Provided entries |
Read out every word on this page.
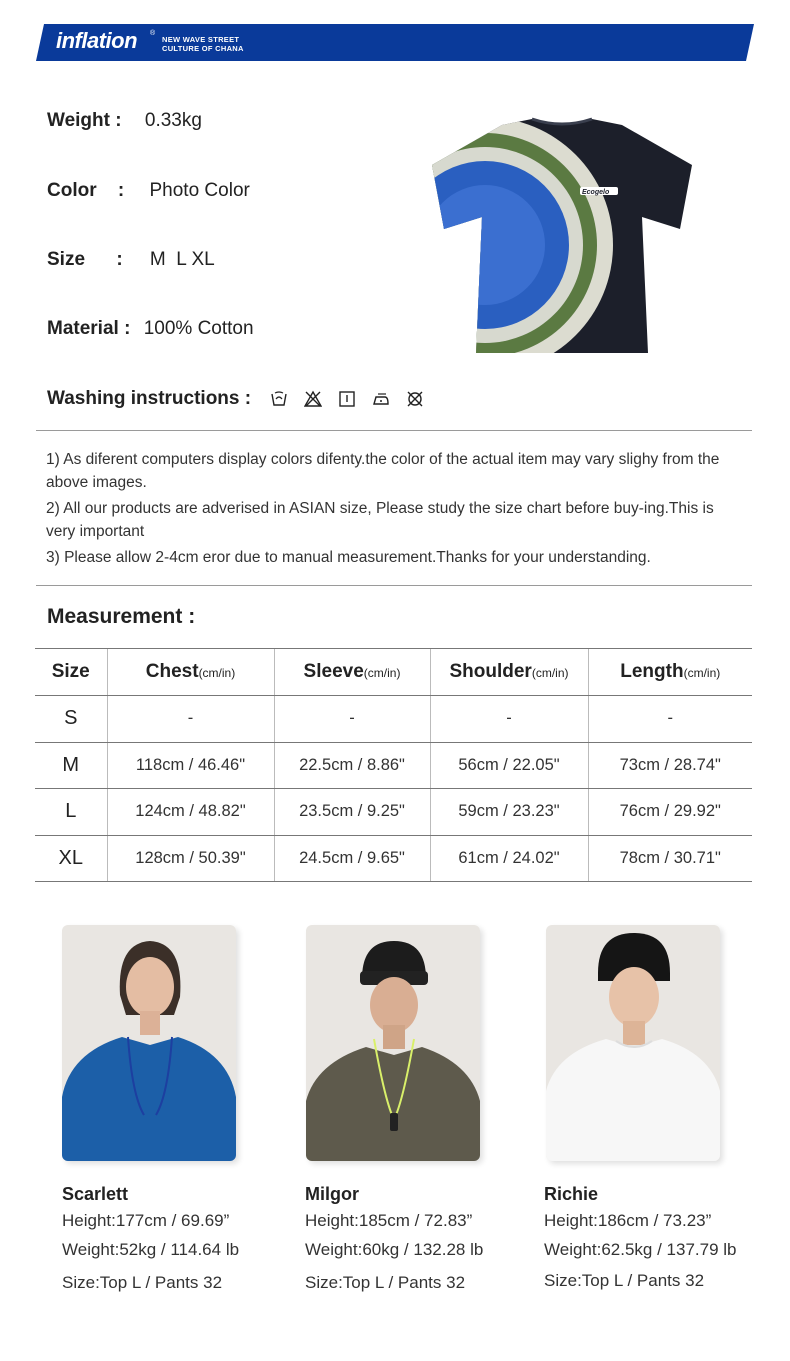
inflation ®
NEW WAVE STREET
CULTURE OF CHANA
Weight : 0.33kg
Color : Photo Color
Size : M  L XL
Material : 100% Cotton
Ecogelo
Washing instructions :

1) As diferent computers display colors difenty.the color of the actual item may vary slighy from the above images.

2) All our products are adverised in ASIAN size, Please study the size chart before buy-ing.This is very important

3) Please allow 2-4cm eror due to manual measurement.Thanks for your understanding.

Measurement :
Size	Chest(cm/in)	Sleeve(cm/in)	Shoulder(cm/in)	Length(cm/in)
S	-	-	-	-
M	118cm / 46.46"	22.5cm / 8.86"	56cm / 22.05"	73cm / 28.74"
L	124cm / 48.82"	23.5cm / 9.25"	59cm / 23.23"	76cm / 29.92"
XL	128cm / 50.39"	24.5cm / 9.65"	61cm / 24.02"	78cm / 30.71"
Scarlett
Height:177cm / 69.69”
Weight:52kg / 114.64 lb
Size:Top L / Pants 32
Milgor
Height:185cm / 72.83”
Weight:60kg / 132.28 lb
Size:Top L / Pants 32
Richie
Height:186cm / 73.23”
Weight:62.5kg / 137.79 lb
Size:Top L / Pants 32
...
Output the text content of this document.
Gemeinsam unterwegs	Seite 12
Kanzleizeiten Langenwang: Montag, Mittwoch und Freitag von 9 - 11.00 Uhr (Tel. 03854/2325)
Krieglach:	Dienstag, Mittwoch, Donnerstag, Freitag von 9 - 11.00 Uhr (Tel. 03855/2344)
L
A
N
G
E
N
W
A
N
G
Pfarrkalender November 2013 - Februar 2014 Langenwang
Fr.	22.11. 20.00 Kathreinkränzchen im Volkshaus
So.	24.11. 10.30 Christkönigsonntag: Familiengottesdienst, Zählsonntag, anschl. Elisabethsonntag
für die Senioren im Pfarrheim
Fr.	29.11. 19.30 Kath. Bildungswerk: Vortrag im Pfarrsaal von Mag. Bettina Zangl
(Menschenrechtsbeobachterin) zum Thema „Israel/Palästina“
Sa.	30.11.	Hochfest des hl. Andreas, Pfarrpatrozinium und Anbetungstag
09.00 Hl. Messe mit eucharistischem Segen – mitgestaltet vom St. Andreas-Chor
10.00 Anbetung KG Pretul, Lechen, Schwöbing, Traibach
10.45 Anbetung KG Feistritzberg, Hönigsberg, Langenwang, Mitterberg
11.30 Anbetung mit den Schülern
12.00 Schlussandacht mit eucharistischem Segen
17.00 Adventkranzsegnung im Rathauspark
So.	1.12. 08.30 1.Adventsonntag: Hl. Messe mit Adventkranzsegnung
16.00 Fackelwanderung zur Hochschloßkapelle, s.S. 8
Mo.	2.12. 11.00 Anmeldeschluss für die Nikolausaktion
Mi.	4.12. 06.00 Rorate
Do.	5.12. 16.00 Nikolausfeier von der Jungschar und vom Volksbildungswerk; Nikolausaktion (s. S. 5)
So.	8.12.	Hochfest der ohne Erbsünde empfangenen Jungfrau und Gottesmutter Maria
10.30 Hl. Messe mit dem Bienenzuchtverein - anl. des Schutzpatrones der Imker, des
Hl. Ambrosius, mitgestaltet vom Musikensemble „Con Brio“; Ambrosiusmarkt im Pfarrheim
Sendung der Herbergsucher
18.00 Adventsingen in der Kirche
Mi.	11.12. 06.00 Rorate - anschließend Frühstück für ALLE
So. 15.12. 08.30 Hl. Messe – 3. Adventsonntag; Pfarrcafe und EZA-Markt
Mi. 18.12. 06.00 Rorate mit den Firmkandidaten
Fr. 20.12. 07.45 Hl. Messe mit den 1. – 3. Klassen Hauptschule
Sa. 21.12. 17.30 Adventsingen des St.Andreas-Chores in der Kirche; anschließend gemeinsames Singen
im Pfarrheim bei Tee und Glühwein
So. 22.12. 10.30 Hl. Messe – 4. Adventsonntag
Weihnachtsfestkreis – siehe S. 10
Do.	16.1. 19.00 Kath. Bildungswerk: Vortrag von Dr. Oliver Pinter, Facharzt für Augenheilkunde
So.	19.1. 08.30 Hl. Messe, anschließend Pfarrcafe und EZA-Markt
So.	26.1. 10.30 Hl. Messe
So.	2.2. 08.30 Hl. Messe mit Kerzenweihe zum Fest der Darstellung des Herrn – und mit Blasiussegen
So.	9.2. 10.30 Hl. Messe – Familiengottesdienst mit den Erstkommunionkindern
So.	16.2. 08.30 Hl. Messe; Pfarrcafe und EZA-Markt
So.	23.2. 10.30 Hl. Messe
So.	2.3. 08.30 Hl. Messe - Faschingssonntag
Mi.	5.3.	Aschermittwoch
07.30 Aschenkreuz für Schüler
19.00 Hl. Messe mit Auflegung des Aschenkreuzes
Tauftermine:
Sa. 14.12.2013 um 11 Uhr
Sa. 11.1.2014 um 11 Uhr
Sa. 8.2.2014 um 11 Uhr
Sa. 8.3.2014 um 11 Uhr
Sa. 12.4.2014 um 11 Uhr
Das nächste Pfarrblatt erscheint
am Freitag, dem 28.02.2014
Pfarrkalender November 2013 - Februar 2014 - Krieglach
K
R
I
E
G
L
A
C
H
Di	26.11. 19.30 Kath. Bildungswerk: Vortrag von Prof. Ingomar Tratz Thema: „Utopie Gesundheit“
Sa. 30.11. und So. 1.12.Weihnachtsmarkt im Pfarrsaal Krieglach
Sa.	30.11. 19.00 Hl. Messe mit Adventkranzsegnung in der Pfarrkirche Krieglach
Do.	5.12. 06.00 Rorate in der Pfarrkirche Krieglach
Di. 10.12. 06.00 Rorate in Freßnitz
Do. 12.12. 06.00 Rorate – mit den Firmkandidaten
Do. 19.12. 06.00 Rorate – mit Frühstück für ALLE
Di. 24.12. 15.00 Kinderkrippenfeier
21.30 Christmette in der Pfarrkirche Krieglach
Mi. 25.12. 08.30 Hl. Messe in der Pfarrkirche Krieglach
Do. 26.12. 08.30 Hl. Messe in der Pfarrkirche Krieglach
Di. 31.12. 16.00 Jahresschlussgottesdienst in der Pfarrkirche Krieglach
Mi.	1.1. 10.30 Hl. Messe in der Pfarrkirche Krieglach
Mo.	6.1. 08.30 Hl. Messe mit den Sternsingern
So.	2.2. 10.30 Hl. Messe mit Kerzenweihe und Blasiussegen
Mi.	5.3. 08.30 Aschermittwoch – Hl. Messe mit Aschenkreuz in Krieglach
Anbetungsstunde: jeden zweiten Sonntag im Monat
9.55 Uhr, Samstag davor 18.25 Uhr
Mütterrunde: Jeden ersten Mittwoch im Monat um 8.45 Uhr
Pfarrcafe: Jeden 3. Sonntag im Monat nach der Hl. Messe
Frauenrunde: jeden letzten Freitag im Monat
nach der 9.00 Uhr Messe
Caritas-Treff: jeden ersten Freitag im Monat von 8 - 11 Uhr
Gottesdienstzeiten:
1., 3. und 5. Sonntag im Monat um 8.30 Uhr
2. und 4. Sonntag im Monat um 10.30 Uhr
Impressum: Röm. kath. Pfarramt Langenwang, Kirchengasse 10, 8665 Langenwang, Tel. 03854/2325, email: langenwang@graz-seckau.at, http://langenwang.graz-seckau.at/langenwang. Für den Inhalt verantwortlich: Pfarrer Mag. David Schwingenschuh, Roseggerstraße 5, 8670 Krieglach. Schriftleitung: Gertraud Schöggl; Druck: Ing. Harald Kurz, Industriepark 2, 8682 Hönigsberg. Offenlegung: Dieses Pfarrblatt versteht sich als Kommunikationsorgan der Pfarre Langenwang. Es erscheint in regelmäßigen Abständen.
...
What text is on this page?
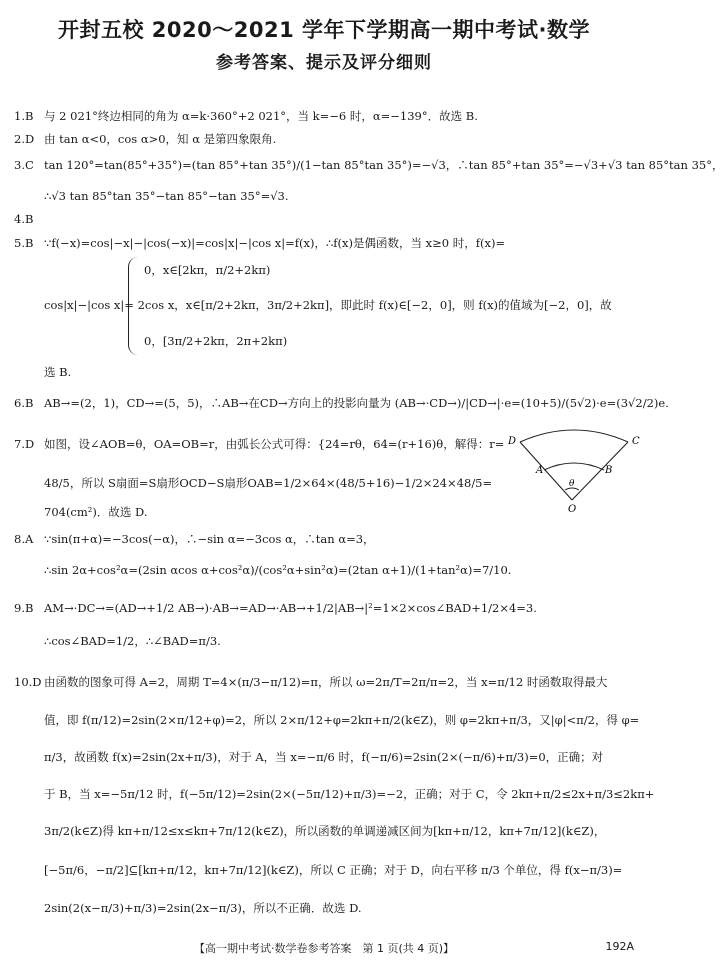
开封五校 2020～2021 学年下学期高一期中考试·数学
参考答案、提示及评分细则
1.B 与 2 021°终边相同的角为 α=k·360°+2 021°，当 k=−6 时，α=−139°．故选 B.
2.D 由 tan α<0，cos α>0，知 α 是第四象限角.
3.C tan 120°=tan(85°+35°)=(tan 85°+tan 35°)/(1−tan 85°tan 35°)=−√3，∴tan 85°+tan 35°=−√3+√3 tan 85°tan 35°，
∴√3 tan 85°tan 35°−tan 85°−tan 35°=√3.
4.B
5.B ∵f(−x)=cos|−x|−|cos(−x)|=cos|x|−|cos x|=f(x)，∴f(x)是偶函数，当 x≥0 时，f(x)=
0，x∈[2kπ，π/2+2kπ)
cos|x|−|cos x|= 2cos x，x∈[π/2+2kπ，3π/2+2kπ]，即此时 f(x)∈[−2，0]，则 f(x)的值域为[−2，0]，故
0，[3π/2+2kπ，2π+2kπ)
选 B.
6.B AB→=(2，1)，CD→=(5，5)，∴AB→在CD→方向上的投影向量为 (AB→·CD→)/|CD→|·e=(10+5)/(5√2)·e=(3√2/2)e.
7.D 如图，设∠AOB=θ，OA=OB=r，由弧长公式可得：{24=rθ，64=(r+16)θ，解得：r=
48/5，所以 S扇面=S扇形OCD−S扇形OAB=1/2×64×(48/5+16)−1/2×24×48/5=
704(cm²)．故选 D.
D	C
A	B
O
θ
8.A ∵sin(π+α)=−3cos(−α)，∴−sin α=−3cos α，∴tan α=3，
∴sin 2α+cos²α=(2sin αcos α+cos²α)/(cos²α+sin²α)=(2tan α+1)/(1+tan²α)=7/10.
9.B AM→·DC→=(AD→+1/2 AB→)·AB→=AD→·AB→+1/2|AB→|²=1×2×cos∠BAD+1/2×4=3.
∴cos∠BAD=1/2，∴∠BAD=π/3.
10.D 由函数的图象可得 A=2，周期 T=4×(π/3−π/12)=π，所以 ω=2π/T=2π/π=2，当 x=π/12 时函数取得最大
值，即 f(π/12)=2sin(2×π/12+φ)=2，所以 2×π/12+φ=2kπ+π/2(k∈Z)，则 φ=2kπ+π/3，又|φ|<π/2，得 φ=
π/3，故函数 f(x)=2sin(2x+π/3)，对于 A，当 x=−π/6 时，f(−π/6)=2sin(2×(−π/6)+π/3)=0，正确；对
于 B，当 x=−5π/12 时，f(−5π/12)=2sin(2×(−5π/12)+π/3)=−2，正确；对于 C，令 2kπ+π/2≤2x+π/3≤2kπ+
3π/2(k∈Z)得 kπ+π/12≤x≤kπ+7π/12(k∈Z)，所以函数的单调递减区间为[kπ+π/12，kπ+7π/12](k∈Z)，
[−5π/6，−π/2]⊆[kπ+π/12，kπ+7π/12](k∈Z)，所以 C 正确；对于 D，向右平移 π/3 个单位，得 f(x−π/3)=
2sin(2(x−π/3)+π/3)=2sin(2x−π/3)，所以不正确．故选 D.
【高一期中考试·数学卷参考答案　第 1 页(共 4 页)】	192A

What is asked |
State how many lines in the records above contain the word "November", and give only that number.

Result of this task |
2